> EXTRACT:
--- begin ---

This is a not-that-technical post about why measuring whose polls were "most accurate" based on:
A) One poll
B) By how well it predicted the result
Are garbage
Anyone who performs this analysis should be ashamed.
To be clear, I don't know Andy, but based on his posts I have to say I have a high regard for his work.
When I criticize someone's work or analysis, it's not because I think all of their work is poor - I have learned more from other people than I could ever teach.
And Andy is not alone in this analysis. Most every (if not literally every) expert does this.
This “polls as forecasts” analysis needs to be fixed.
1) Building a forecast from one poll is junk science. Polls are, even in IDEAL circumstances, subject to error (it's called, as most everyone knows, the margin of error).
While the margin of error can feel abstract, I am obligated to remind you that it is not.
Below is a sample of results in which KNOWN population proportion is 50%.
But even an IDEAL poll would almost never return that result.
In the real world, we know political polls aren't “ideal.”
But other polls can be. The basis upon which poll math is derived (margin of error and confidence level) was explained using marbles and an urn.

--- end ---

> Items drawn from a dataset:
--- begin ---

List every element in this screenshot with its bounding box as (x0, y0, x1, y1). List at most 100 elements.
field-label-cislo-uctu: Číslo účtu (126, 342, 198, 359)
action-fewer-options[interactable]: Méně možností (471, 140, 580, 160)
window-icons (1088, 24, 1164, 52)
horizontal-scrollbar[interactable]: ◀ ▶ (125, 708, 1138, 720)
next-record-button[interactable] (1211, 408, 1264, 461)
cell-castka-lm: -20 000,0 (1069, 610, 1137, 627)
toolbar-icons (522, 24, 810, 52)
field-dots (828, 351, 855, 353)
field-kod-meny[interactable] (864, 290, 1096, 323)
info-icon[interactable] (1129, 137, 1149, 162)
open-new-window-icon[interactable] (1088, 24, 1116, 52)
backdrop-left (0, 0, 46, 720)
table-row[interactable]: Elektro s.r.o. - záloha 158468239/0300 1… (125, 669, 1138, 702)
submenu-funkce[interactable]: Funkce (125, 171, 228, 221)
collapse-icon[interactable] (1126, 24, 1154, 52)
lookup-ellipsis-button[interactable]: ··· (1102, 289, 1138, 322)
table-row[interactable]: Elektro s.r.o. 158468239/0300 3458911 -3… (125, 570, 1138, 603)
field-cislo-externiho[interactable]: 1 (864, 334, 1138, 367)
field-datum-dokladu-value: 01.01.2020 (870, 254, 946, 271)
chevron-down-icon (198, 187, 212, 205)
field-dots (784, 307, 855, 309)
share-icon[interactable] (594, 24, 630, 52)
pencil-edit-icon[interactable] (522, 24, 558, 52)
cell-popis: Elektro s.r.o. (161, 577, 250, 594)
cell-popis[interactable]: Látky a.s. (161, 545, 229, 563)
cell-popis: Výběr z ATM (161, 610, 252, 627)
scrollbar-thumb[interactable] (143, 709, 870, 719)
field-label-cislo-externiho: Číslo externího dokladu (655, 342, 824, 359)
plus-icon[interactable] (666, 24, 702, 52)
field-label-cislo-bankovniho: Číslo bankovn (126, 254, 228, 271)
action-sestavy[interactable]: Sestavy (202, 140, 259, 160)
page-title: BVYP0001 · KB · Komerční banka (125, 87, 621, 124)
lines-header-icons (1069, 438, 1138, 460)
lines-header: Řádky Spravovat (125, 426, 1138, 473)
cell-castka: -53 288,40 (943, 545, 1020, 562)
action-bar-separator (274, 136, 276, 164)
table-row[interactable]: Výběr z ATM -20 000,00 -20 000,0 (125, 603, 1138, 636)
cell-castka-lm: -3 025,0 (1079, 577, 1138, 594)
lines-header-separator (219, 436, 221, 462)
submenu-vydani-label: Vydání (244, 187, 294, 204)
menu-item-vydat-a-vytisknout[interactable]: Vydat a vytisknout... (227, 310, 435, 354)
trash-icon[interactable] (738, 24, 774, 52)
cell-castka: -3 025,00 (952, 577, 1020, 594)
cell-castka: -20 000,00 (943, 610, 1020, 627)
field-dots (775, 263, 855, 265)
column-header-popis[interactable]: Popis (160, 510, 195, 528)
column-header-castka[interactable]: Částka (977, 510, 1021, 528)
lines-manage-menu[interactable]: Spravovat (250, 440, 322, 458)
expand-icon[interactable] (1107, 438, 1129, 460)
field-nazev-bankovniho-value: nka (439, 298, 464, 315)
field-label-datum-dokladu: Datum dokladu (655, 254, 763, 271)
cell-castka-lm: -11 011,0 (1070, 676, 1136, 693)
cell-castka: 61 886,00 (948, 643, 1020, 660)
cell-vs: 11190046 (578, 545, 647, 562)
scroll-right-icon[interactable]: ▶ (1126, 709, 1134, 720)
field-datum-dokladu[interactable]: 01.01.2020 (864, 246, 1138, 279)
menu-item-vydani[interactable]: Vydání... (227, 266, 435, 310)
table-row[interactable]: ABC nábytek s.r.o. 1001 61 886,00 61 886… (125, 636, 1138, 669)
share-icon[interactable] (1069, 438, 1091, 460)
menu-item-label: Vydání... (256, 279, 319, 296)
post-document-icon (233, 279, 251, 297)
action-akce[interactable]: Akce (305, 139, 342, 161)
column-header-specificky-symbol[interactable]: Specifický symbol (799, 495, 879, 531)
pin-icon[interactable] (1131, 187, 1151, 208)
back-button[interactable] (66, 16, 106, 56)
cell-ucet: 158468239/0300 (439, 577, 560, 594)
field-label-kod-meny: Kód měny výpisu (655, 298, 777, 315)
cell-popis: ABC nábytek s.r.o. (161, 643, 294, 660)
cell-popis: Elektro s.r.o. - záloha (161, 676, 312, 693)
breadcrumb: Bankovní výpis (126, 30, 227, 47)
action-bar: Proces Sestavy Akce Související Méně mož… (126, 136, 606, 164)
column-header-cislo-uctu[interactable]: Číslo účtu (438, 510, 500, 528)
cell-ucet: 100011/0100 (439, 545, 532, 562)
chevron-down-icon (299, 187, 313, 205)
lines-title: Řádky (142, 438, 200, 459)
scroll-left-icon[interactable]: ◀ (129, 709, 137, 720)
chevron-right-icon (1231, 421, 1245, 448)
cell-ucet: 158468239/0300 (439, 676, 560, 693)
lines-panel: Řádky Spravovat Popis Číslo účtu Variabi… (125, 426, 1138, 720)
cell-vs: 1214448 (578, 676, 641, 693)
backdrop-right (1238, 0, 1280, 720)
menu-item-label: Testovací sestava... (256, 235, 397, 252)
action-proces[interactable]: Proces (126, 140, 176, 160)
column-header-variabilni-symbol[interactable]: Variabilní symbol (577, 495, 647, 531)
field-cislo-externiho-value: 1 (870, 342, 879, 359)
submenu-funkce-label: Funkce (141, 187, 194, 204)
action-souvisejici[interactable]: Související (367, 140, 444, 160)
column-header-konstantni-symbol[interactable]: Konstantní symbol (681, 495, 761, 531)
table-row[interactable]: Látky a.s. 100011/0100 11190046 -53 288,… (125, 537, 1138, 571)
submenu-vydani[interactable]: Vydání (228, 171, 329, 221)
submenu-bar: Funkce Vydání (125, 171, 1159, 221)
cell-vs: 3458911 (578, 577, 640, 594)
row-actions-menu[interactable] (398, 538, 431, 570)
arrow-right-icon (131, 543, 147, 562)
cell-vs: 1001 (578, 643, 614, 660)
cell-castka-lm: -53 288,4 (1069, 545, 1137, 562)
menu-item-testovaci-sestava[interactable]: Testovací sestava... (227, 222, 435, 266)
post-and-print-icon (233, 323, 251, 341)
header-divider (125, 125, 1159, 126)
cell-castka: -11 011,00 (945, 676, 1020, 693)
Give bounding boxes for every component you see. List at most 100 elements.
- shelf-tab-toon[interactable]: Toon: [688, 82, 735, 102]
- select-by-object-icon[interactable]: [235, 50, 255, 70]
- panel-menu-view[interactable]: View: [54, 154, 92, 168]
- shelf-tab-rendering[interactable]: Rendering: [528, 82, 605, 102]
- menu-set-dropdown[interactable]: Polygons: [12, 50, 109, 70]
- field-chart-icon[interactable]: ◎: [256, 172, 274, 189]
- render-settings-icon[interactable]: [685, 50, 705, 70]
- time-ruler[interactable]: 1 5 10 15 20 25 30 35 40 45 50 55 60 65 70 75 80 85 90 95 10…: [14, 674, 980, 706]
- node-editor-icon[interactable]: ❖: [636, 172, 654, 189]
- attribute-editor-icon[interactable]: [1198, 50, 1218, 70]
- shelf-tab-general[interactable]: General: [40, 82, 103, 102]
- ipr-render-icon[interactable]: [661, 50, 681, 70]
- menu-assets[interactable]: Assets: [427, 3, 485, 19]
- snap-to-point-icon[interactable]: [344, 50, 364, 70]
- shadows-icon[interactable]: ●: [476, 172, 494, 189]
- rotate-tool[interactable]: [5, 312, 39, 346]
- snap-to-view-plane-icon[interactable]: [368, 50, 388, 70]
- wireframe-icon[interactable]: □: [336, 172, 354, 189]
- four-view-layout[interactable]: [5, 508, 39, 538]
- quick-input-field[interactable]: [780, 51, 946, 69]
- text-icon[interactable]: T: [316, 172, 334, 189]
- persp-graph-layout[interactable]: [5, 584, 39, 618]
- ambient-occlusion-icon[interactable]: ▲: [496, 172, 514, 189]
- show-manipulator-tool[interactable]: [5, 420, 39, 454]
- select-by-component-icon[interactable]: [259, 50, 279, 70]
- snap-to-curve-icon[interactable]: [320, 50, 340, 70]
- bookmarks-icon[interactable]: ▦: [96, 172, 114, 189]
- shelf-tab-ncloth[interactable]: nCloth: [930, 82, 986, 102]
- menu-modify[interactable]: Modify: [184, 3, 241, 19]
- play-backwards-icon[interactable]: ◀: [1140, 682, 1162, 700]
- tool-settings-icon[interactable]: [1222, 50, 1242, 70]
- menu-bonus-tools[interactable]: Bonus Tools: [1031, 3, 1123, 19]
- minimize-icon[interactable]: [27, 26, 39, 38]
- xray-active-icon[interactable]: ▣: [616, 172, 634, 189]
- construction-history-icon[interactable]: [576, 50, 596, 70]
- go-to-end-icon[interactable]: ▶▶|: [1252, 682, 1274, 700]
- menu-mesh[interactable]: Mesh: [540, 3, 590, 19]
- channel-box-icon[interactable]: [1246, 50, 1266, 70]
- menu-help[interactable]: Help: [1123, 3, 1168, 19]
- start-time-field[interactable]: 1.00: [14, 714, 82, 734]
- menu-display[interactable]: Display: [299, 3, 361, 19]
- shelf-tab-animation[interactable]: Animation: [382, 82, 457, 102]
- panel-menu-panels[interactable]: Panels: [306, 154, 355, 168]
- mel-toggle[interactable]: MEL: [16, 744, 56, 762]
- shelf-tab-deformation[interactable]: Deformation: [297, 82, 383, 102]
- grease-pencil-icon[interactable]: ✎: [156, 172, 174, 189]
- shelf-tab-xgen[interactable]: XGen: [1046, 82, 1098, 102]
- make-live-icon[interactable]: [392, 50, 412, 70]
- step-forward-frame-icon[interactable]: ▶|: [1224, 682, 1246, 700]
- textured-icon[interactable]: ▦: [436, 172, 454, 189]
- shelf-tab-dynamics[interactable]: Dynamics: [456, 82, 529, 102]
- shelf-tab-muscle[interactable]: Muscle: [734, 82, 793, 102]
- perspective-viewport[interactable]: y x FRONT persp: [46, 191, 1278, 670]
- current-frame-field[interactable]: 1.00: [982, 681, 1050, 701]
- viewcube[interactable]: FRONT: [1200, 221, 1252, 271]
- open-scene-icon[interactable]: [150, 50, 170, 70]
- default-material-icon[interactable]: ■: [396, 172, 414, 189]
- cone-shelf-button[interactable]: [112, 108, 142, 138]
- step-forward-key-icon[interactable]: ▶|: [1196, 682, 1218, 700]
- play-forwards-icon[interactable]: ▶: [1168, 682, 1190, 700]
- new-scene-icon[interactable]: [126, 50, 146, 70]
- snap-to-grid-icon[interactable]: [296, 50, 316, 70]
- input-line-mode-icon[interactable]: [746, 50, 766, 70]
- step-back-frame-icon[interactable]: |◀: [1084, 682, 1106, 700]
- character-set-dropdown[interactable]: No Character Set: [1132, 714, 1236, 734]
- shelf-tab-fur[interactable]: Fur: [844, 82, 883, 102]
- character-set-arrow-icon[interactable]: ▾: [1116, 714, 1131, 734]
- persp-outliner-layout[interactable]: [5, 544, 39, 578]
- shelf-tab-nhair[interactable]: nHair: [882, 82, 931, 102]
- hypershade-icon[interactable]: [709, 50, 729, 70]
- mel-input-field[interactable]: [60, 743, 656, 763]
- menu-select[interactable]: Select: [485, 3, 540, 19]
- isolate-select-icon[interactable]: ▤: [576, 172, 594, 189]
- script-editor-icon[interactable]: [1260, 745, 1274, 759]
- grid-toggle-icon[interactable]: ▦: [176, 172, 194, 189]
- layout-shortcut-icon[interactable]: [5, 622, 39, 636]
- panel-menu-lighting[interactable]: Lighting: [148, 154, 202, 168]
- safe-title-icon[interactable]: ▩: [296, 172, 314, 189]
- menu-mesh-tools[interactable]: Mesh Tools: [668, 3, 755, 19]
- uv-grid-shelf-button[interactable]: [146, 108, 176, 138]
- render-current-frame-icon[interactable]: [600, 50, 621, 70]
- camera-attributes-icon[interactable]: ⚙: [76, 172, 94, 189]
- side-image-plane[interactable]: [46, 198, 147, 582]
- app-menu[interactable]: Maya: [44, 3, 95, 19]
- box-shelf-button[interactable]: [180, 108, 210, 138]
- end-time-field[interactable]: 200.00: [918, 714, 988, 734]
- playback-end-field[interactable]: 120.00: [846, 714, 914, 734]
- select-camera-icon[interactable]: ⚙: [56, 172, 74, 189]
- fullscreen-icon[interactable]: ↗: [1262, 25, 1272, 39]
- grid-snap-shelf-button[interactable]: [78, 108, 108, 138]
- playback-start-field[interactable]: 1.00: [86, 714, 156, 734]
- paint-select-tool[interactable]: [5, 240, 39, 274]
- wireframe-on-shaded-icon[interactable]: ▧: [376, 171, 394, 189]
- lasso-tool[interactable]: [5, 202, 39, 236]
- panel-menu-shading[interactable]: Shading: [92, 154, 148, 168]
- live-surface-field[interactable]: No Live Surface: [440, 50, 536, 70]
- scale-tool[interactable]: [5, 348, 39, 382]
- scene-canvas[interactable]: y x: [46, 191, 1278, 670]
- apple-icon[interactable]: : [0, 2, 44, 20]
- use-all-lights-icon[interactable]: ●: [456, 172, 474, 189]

--- end ---

> WORK INSTRUCTIONS:
- 1) Duplicate the post on poll accuracy from "This is a not-that-technical" up to and including "for his work.".
- 2) Answer these questions about the post on poll accuracy.
(a) What is the known population proportion in the sample of results it describes?
(b) What is the name for the error that polls are subject to even in ideal circumstances?
(c) What two objects were used to explain the basis of poll math?
- 3) Please write the next part of the post on poll accuracy, picking up after its last sentence.
You won't need the records for any of this.

> RESULTS OF THE EXERCISE:
- 1)
This is a not-that-technical post about why measuring whose polls were "most accurate" based on:
A) One poll
B) By how well it predicted the result
Are garbage
Anyone who performs this analysis should be ashamed.
To be clear, I don't know Andy, but based on his posts I have to say I have a high regard for his work.

- 2)
(a) 50%
(b) The margin of error
(c) Marbles and an urn

- 3)
That is, an unchanging population whose true proportion could be known.
Which is to say, even if we grant the most generous favorability to the quality/accuracy of polls, it CAN'T be (objectively, provably, mathematically, whatever term you prefer) any more accurate than this ideal.
This is important to understand.
2) Requires short lesson on UK poll methodology
They allocate undecideds, basically, proportionally to decided voters.
This is nothing more than another junk assumption.
There's no reason undecideds wouldn't/couldn't ever favor a party with fewer “decided” voters. (Indeed, that's what my forecast incorporated as most likely, because that's what the data best supported)
Here are the results from Survation's poll. You have to download the report and dig for it - they never report them.
Short version:
Labour: 36.1%
Conservative: 19.5%
Undecided: 18.8%
This is not reported.
Step 2, cont) Throw out undecided
100 - 18.8 = 81.2
New calc:
Lab 36.1/81.2 = 44.5%
Con: 19.5/81.2 = 24.0%
Many pollsters use this as their reported result.
Survation goes one (small) step further and they "weight" likelihood to vote, and ended up at these results, erroneously reported as their "poll" (which is actually a forecast) per tradition.
Labour: 45%
Conservative: 26%
Here was the result:
3) This forecast, which overestimated Labour by one and underestimated Conservatives by SEVEN) is...considered the best poll (by virtue of having, I guess, the best forecast?)
I must say again:
More to the point
Why was my forecast (median Lab 44.5, Con 31.7) so much more accurate?
If everyone was looking at the same data, why was my (median) forecast so much closer to the result?
There are many answers, but the first one is that I wasn't arbitrarily limited to looking at one piece of data to inform my forecast.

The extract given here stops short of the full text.